Stored data entries>
========================

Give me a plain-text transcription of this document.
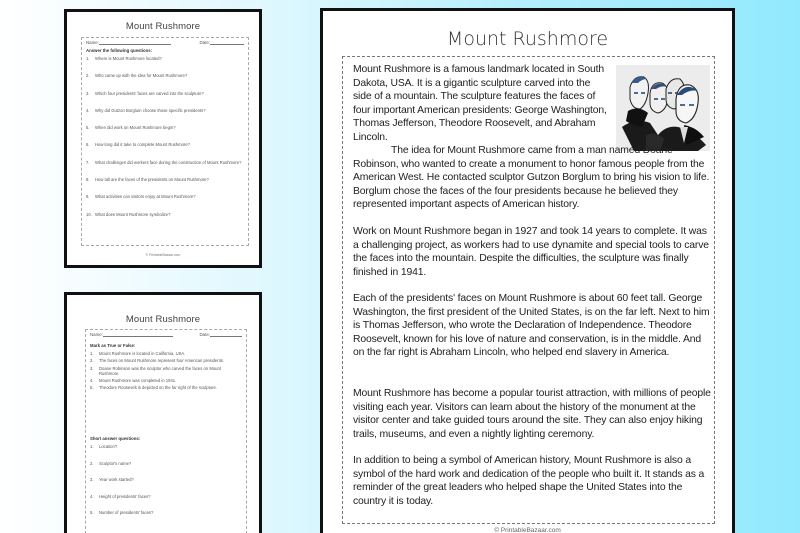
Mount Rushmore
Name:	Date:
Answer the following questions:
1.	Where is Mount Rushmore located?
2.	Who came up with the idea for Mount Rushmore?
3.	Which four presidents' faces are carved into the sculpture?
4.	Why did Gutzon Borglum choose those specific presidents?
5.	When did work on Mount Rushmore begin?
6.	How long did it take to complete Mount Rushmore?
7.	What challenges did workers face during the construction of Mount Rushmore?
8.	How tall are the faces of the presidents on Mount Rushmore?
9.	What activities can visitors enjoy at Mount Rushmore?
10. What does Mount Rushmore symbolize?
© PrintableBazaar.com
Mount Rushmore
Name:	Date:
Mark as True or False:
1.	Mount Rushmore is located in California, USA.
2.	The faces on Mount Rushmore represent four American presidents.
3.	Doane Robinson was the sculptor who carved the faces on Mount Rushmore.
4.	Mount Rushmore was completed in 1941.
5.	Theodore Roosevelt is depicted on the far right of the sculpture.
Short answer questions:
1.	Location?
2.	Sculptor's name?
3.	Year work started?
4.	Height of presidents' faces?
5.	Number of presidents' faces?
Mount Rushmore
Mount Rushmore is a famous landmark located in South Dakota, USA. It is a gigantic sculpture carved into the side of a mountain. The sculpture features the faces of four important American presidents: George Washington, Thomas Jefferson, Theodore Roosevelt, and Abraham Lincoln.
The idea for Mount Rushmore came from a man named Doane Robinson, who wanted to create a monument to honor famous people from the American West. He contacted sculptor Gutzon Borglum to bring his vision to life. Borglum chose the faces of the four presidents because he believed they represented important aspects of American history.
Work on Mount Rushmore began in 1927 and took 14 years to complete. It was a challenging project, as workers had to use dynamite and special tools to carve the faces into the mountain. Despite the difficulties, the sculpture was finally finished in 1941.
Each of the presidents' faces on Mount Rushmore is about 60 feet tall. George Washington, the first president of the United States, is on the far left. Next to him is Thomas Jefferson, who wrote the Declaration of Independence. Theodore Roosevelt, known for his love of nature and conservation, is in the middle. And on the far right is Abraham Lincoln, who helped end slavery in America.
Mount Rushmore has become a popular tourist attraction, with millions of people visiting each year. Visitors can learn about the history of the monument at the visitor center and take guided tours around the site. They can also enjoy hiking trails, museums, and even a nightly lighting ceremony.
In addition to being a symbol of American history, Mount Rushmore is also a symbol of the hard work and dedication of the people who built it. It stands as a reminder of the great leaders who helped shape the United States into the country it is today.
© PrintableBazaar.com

========================

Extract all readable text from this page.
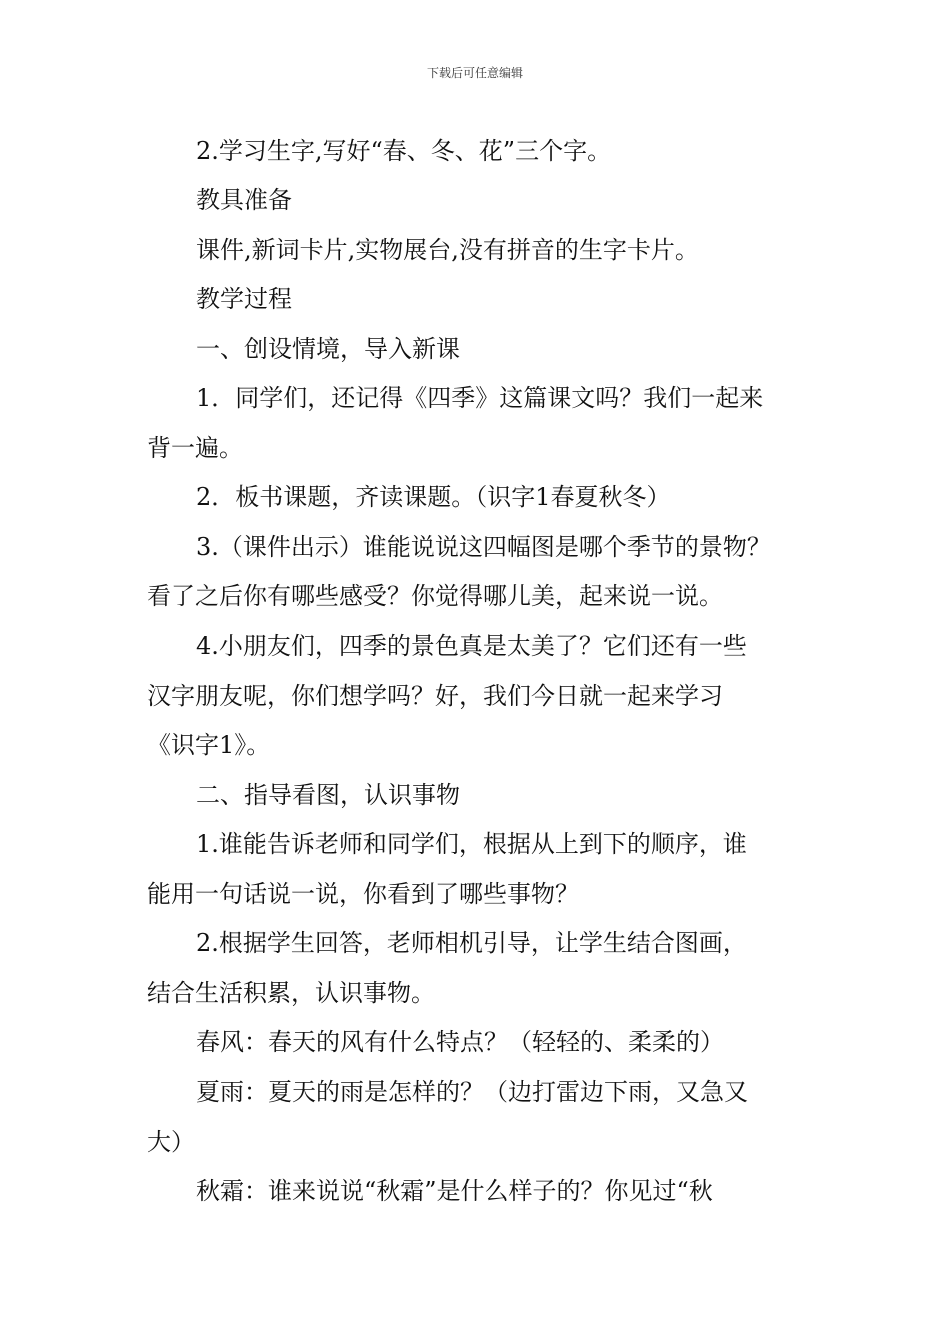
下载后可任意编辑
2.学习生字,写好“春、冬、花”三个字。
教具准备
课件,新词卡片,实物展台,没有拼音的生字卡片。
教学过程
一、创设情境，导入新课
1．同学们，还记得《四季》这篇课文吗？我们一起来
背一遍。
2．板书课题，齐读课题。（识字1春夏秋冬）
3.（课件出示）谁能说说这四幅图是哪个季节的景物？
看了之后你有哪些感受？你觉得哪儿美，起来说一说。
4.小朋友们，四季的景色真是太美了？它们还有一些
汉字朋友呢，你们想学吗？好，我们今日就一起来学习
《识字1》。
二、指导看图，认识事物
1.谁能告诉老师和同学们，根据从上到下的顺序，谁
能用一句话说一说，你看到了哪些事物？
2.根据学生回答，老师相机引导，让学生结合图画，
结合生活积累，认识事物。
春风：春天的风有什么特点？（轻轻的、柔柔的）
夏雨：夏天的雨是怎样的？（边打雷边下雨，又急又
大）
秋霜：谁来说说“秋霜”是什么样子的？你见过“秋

========================

TASK OBJECTIVE>
Read the data above and pull out each line that holds the string "from".

ANSWER IN FULL>
The idea for Mount Rushmore came from a man named Doane Robinson, who wanted to create a monument to honor famous people from the American West. He contacted sculptor Gutzon Borglum to bring his vision to life. Borglum chose the faces of the four presidents because he believed they represented important aspects of American history.
Extract all readable text from this page.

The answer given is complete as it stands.